▶ [INSTRUCTIONS FOR THE TASK]: Reproduce the complete listing without any deviation.

▶ [MATERIAL SHOWN]:
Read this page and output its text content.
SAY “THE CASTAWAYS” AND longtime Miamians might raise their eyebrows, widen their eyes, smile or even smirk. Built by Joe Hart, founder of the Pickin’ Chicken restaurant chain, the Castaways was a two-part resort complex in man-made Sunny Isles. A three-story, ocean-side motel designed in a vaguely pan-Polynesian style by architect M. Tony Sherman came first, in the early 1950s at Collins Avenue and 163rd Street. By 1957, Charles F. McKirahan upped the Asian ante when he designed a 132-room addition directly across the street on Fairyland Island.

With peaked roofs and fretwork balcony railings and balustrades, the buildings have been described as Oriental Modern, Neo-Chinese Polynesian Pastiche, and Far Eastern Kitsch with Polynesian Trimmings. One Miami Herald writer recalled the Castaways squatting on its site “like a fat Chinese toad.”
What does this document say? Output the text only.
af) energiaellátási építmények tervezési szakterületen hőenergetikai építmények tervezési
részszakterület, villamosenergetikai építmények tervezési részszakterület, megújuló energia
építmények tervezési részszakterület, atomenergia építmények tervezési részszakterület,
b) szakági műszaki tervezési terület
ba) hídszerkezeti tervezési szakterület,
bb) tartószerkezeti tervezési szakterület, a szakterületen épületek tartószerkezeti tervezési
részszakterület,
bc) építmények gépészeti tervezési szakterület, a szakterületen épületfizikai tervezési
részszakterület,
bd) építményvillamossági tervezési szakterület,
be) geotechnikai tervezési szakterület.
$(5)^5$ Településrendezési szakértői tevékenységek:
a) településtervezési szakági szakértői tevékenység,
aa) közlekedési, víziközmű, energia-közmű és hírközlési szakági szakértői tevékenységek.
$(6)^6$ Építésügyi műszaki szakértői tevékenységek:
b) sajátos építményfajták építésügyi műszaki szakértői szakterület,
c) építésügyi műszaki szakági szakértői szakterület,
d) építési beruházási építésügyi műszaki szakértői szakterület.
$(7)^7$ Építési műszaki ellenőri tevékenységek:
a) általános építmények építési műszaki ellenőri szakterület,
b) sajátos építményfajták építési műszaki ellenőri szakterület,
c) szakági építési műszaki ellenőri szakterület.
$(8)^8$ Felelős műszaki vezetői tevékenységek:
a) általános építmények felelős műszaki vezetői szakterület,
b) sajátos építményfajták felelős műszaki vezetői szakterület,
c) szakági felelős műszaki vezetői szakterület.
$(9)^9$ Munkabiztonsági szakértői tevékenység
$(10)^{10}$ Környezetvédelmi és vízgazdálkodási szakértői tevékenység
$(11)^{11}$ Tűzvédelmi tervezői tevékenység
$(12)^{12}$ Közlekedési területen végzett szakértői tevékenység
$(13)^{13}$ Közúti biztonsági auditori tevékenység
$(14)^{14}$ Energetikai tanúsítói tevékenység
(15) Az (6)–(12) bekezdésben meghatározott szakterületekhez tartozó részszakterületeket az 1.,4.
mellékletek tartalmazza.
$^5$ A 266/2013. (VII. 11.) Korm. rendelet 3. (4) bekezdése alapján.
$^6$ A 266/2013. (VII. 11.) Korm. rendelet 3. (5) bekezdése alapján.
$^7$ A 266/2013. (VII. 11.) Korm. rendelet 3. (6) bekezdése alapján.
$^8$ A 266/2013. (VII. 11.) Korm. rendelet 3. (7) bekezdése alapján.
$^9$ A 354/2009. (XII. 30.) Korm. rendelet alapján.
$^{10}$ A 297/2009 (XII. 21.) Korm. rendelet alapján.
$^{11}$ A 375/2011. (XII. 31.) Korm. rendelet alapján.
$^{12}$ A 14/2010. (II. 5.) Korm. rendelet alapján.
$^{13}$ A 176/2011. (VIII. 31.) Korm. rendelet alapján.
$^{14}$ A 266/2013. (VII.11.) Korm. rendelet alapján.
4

▶ [FULL SOLUTION]:
Read this page and output its text content.
SAY “THE CASTAWAYS” AND longtime Miamians might raise their eyebrows, widen their eyes, smile or even smirk. Built by Joe Hart, founder of the Pickin’ Chicken restaurant chain, the Castaways was a two-part resort complex in man-made Sunny Isles. A three-story, ocean-side motel designed in a vaguely pan-Polynesian style by architect M. Tony Sherman came first, in the early 1950s at Collins Avenue and 163rd Street. By 1957, Charles F. McKirahan upped the Asian ante when he designed a 132-room addition directly across the street on Fairyland Island.

With peaked roofs and fretwork balcony railings and balustrades, the buildings have been described as Oriental Modern, Neo-Chinese Polynesian Pastiche, and Far Eastern Kitsch with Polynesian Trimmings. One Miami Herald writer recalled the Castaways squatting on its site “like a fat Chinese toad.”
What does this document say? Output the text only.
af) energiaellátási építmények tervezési szakterületen hőenergetikai építmények tervezési
részszakterület, villamosenergetikai építmények tervezési részszakterület, megújuló energia
építmények tervezési részszakterület, atomenergia építmények tervezési részszakterület,
b) szakági műszaki tervezési terület
ba) hídszerkezeti tervezési szakterület,
bb) tartószerkezeti tervezési szakterület, a szakterületen épületek tartószerkezeti tervezési
részszakterület,
bc) építmények gépészeti tervezési szakterület, a szakterületen épületfizikai tervezési
részszakterület,
bd) építményvillamossági tervezési szakterület,
be) geotechnikai tervezési szakterület.
$(5)^5$ Településrendezési szakértői tevékenységek:
a) településtervezési szakági szakértői tevékenység,
aa) közlekedési, víziközmű, energia-közmű és hírközlési szakági szakértői tevékenységek.
$(6)^6$ Építésügyi műszaki szakértői tevékenységek:
b) sajátos építményfajták építésügyi műszaki szakértői szakterület,
c) építésügyi műszaki szakági szakértői szakterület,
d) építési beruházási építésügyi műszaki szakértői szakterület.
$(7)^7$ Építési műszaki ellenőri tevékenységek:
a) általános építmények építési műszaki ellenőri szakterület,
b) sajátos építményfajták építési műszaki ellenőri szakterület,
c) szakági építési műszaki ellenőri szakterület.
$(8)^8$ Felelős műszaki vezetői tevékenységek:
a) általános építmények felelős műszaki vezetői szakterület,
b) sajátos építményfajták felelős műszaki vezetői szakterület,
c) szakági felelős műszaki vezetői szakterület.
$(9)^9$ Munkabiztonsági szakértői tevékenység
$(10)^{10}$ Környezetvédelmi és vízgazdálkodási szakértői tevékenység
$(11)^{11}$ Tűzvédelmi tervezői tevékenység
$(12)^{12}$ Közlekedési területen végzett szakértői tevékenység
$(13)^{13}$ Közúti biztonsági auditori tevékenység
$(14)^{14}$ Energetikai tanúsítói tevékenység
(15) Az (6)–(12) bekezdésben meghatározott szakterületekhez tartozó részszakterületeket az 1.,4.
mellékletek tartalmazza.
$^5$ A 266/2013. (VII. 11.) Korm. rendelet 3. (4) bekezdése alapján.
$^6$ A 266/2013. (VII. 11.) Korm. rendelet 3. (5) bekezdése alapján.
$^7$ A 266/2013. (VII. 11.) Korm. rendelet 3. (6) bekezdése alapján.
$^8$ A 266/2013. (VII. 11.) Korm. rendelet 3. (7) bekezdése alapján.
$^9$ A 354/2009. (XII. 30.) Korm. rendelet alapján.
$^{10}$ A 297/2009 (XII. 21.) Korm. rendelet alapján.
$^{11}$ A 375/2011. (XII. 31.) Korm. rendelet alapján.
$^{12}$ A 14/2010. (II. 5.) Korm. rendelet alapján.
$^{13}$ A 176/2011. (VIII. 31.) Korm. rendelet alapján.
$^{14}$ A 266/2013. (VII.11.) Korm. rendelet alapján.
4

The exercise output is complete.